Would you return the complete listing below word for word?

Data excerpts
────
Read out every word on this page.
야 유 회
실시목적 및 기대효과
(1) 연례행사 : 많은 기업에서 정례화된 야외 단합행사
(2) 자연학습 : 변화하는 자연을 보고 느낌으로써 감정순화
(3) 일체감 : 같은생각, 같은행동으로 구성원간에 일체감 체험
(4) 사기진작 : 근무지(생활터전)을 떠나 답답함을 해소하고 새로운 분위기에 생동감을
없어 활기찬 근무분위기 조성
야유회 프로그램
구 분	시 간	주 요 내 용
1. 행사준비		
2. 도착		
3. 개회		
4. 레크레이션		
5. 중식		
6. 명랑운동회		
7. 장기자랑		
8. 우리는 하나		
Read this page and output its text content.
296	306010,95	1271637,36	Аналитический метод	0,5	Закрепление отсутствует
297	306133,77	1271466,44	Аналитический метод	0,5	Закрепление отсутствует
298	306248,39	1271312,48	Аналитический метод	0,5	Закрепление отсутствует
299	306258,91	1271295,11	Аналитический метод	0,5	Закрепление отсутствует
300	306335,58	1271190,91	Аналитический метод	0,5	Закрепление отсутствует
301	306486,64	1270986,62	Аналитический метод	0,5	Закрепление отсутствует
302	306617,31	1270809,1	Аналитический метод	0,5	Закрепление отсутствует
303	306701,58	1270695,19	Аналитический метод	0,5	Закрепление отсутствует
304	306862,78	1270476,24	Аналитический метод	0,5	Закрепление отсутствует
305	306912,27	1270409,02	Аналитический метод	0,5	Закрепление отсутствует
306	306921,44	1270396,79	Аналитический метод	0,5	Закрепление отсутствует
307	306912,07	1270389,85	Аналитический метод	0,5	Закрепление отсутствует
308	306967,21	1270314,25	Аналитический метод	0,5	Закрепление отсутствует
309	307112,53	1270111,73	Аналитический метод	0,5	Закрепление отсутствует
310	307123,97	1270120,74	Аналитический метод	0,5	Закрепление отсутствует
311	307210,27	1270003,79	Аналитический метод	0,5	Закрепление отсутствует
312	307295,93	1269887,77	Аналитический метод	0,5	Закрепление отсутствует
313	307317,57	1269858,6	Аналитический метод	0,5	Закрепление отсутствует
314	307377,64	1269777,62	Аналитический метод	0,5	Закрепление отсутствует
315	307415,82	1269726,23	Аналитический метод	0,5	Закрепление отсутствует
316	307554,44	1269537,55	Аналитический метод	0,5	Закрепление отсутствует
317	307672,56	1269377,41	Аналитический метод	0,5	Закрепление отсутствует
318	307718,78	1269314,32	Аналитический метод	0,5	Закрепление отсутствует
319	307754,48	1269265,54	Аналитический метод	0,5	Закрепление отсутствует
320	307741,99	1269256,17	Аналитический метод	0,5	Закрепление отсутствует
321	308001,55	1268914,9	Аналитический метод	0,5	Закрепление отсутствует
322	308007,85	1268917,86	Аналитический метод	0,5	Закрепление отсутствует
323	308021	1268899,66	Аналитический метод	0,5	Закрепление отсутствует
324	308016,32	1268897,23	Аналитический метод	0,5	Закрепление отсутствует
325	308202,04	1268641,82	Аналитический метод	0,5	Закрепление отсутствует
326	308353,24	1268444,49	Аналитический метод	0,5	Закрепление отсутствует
────
RESULT OF THIS TASK:
Read out every word on this page.
야 유 회
실시목적 및 기대효과
(1) 연례행사 : 많은 기업에서 정례화된 야외 단합행사
(2) 자연학습 : 변화하는 자연을 보고 느낌으로써 감정순화
(3) 일체감 : 같은생각, 같은행동으로 구성원간에 일체감 체험
(4) 사기진작 : 근무지(생활터전)을 떠나 답답함을 해소하고 새로운 분위기에 생동감을
없어 활기찬 근무분위기 조성
야유회 프로그램
구 분	시 간	주 요 내 용
1. 행사준비		
2. 도착		
3. 개회		
4. 레크레이션		
5. 중식		
6. 명랑운동회		
7. 장기자랑		
8. 우리는 하나		
Read this page and output its text content.
296	306010,95	1271637,36	Аналитический метод	0,5	Закрепление отсутствует
297	306133,77	1271466,44	Аналитический метод	0,5	Закрепление отсутствует
298	306248,39	1271312,48	Аналитический метод	0,5	Закрепление отсутствует
299	306258,91	1271295,11	Аналитический метод	0,5	Закрепление отсутствует
300	306335,58	1271190,91	Аналитический метод	0,5	Закрепление отсутствует
301	306486,64	1270986,62	Аналитический метод	0,5	Закрепление отсутствует
302	306617,31	1270809,1	Аналитический метод	0,5	Закрепление отсутствует
303	306701,58	1270695,19	Аналитический метод	0,5	Закрепление отсутствует
304	306862,78	1270476,24	Аналитический метод	0,5	Закрепление отсутствует
305	306912,27	1270409,02	Аналитический метод	0,5	Закрепление отсутствует
306	306921,44	1270396,79	Аналитический метод	0,5	Закрепление отсутствует
307	306912,07	1270389,85	Аналитический метод	0,5	Закрепление отсутствует
308	306967,21	1270314,25	Аналитический метод	0,5	Закрепление отсутствует
309	307112,53	1270111,73	Аналитический метод	0,5	Закрепление отсутствует
310	307123,97	1270120,74	Аналитический метод	0,5	Закрепление отсутствует
311	307210,27	1270003,79	Аналитический метод	0,5	Закрепление отсутствует
312	307295,93	1269887,77	Аналитический метод	0,5	Закрепление отсутствует
313	307317,57	1269858,6	Аналитический метод	0,5	Закрепление отсутствует
314	307377,64	1269777,62	Аналитический метод	0,5	Закрепление отсутствует
315	307415,82	1269726,23	Аналитический метод	0,5	Закрепление отсутствует
316	307554,44	1269537,55	Аналитический метод	0,5	Закрепление отсутствует
317	307672,56	1269377,41	Аналитический метод	0,5	Закрепление отсутствует
318	307718,78	1269314,32	Аналитический метод	0,5	Закрепление отсутствует
319	307754,48	1269265,54	Аналитический метод	0,5	Закрепление отсутствует
320	307741,99	1269256,17	Аналитический метод	0,5	Закрепление отсутствует
321	308001,55	1268914,9	Аналитический метод	0,5	Закрепление отсутствует
322	308007,85	1268917,86	Аналитический метод	0,5	Закрепление отсутствует
323	308021	1268899,66	Аналитический метод	0,5	Закрепление отсутствует
324	308016,32	1268897,23	Аналитический метод	0,5	Закрепление отсутствует
325	308202,04	1268641,82	Аналитический метод	0,5	Закрепление отсутствует
326	308353,24	1268444,49	Аналитический метод	0,5	Закрепление отсутствует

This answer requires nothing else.